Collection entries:
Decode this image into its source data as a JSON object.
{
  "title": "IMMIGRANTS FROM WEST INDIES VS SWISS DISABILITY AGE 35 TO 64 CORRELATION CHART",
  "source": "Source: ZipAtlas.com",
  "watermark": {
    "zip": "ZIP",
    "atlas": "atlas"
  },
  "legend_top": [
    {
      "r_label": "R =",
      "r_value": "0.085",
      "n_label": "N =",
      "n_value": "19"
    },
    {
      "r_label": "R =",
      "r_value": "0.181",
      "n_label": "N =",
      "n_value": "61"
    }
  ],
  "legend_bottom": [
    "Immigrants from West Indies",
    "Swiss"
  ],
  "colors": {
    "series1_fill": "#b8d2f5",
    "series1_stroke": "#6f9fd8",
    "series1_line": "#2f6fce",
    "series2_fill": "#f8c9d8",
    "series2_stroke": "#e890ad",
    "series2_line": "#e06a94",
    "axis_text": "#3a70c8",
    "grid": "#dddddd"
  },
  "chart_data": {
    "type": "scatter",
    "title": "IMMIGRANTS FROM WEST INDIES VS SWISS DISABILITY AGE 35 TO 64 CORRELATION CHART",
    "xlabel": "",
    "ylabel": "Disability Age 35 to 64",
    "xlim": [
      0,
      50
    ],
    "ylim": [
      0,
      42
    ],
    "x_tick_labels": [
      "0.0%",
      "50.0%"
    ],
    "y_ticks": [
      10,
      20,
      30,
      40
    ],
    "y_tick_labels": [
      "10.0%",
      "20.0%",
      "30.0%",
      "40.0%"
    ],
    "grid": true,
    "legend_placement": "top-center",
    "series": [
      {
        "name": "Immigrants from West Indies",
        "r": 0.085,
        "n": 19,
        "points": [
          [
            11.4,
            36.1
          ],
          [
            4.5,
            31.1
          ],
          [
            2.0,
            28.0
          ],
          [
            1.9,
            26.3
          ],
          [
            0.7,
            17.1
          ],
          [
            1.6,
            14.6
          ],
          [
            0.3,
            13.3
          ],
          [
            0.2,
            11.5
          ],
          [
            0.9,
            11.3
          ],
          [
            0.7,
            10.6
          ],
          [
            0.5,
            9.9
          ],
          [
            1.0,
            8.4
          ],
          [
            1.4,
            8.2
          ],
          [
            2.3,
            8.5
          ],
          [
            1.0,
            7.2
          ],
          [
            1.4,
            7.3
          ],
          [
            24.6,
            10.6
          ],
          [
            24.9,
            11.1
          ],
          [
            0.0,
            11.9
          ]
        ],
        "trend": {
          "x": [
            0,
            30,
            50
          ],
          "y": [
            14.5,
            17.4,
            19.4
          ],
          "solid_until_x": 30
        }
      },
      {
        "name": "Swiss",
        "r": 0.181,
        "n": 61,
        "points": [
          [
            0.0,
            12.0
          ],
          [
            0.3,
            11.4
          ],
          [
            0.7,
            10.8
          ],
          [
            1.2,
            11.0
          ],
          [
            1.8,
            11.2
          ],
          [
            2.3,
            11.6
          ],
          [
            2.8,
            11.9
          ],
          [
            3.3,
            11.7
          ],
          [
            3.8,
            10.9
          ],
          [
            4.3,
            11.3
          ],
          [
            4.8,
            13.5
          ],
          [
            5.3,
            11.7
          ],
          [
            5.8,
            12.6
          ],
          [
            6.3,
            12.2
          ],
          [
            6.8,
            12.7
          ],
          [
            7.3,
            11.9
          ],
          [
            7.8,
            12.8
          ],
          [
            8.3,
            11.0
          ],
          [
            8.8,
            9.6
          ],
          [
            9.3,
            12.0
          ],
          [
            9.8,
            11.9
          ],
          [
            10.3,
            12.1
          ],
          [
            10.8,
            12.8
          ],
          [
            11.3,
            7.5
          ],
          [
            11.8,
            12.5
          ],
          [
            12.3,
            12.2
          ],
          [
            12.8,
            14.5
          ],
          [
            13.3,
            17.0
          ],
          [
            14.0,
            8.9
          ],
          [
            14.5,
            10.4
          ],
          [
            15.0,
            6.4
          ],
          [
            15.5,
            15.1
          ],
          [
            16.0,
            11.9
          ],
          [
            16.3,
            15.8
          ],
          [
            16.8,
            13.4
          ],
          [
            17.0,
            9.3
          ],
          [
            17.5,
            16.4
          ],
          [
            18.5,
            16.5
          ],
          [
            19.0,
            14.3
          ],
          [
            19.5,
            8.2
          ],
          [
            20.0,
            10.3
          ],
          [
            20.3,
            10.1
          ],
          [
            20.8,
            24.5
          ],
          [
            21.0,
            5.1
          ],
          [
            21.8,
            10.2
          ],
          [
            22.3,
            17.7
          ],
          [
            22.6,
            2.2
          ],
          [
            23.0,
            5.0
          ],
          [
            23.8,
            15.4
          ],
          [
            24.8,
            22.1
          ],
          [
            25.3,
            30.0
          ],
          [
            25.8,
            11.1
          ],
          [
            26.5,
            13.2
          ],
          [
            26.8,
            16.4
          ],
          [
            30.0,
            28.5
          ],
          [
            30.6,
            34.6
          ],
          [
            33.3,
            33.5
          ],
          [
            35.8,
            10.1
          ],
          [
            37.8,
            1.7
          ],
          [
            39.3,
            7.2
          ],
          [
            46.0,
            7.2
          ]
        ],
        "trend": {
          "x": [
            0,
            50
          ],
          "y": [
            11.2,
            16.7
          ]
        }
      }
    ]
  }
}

GIVEN REQUEST: Transcribe the entire listing above precisely.

CORRECT OUTPUT:
Decode this image into its source data as a JSON object.
{
  "title": "IMMIGRANTS FROM WEST INDIES VS SWISS DISABILITY AGE 35 TO 64 CORRELATION CHART",
  "source": "Source: ZipAtlas.com",
  "watermark": {
    "zip": "ZIP",
    "atlas": "atlas"
  },
  "legend_top": [
    {
      "r_label": "R =",
      "r_value": "0.085",
      "n_label": "N =",
      "n_value": "19"
    },
    {
      "r_label": "R =",
      "r_value": "0.181",
      "n_label": "N =",
      "n_value": "61"
    }
  ],
  "legend_bottom": [
    "Immigrants from West Indies",
    "Swiss"
  ],
  "colors": {
    "series1_fill": "#b8d2f5",
    "series1_stroke": "#6f9fd8",
    "series1_line": "#2f6fce",
    "series2_fill": "#f8c9d8",
    "series2_stroke": "#e890ad",
    "series2_line": "#e06a94",
    "axis_text": "#3a70c8",
    "grid": "#dddddd"
  },
  "chart_data": {
    "type": "scatter",
    "title": "IMMIGRANTS FROM WEST INDIES VS SWISS DISABILITY AGE 35 TO 64 CORRELATION CHART",
    "xlabel": "",
    "ylabel": "Disability Age 35 to 64",
    "xlim": [
      0,
      50
    ],
    "ylim": [
      0,
      42
    ],
    "x_tick_labels": [
      "0.0%",
      "50.0%"
    ],
    "y_ticks": [
      10,
      20,
      30,
      40
    ],
    "y_tick_labels": [
      "10.0%",
      "20.0%",
      "30.0%",
      "40.0%"
    ],
    "grid": true,
    "legend_placement": "top-center",
    "series": [
      {
        "name": "Immigrants from West Indies",
        "r": 0.085,
        "n": 19,
        "points": [
          [
            11.4,
            36.1
          ],
          [
            4.5,
            31.1
          ],
          [
            2.0,
            28.0
          ],
          [
            1.9,
            26.3
          ],
          [
            0.7,
            17.1
          ],
          [
            1.6,
            14.6
          ],
          [
            0.3,
            13.3
          ],
          [
            0.2,
            11.5
          ],
          [
            0.9,
            11.3
          ],
          [
            0.7,
            10.6
          ],
          [
            0.5,
            9.9
          ],
          [
            1.0,
            8.4
          ],
          [
            1.4,
            8.2
          ],
          [
            2.3,
            8.5
          ],
          [
            1.0,
            7.2
          ],
          [
            1.4,
            7.3
          ],
          [
            24.6,
            10.6
          ],
          [
            24.9,
            11.1
          ],
          [
            0.0,
            11.9
          ]
        ],
        "trend": {
          "x": [
            0,
            30,
            50
          ],
          "y": [
            14.5,
            17.4,
            19.4
          ],
          "solid_until_x": 30
        }
      },
      {
        "name": "Swiss",
        "r": 0.181,
        "n": 61,
        "points": [
          [
            0.0,
            12.0
          ],
          [
            0.3,
            11.4
          ],
          [
            0.7,
            10.8
          ],
          [
            1.2,
            11.0
          ],
          [
            1.8,
            11.2
          ],
          [
            2.3,
            11.6
          ],
          [
            2.8,
            11.9
          ],
          [
            3.3,
            11.7
          ],
          [
            3.8,
            10.9
          ],
          [
            4.3,
            11.3
          ],
          [
            4.8,
            13.5
          ],
          [
            5.3,
            11.7
          ],
          [
            5.8,
            12.6
          ],
          [
            6.3,
            12.2
          ],
          [
            6.8,
            12.7
          ],
          [
            7.3,
            11.9
          ],
          [
            7.8,
            12.8
          ],
          [
            8.3,
            11.0
          ],
          [
            8.8,
            9.6
          ],
          [
            9.3,
            12.0
          ],
          [
            9.8,
            11.9
          ],
          [
            10.3,
            12.1
          ],
          [
            10.8,
            12.8
          ],
          [
            11.3,
            7.5
          ],
          [
            11.8,
            12.5
          ],
          [
            12.3,
            12.2
          ],
          [
            12.8,
            14.5
          ],
          [
            13.3,
            17.0
          ],
          [
            14.0,
            8.9
          ],
          [
            14.5,
            10.4
          ],
          [
            15.0,
            6.4
          ],
          [
            15.5,
            15.1
          ],
          [
            16.0,
            11.9
          ],
          [
            16.3,
            15.8
          ],
          [
            16.8,
            13.4
          ],
          [
            17.0,
            9.3
          ],
          [
            17.5,
            16.4
          ],
          [
            18.5,
            16.5
          ],
          [
            19.0,
            14.3
          ],
          [
            19.5,
            8.2
          ],
          [
            20.0,
            10.3
          ],
          [
            20.3,
            10.1
          ],
          [
            20.8,
            24.5
          ],
          [
            21.0,
            5.1
          ],
          [
            21.8,
            10.2
          ],
          [
            22.3,
            17.7
          ],
          [
            22.6,
            2.2
          ],
          [
            23.0,
            5.0
          ],
          [
            23.8,
            15.4
          ],
          [
            24.8,
            22.1
          ],
          [
            25.3,
            30.0
          ],
          [
            25.8,
            11.1
          ],
          [
            26.5,
            13.2
          ],
          [
            26.8,
            16.4
          ],
          [
            30.0,
            28.5
          ],
          [
            30.6,
            34.6
          ],
          [
            33.3,
            33.5
          ],
          [
            35.8,
            10.1
          ],
          [
            37.8,
            1.7
          ],
          [
            39.3,
            7.2
          ],
          [
            46.0,
            7.2
          ]
        ],
        "trend": {
          "x": [
            0,
            50
          ],
          "y": [
            11.2,
            16.7
          ]
        }
      }
    ]
  }
}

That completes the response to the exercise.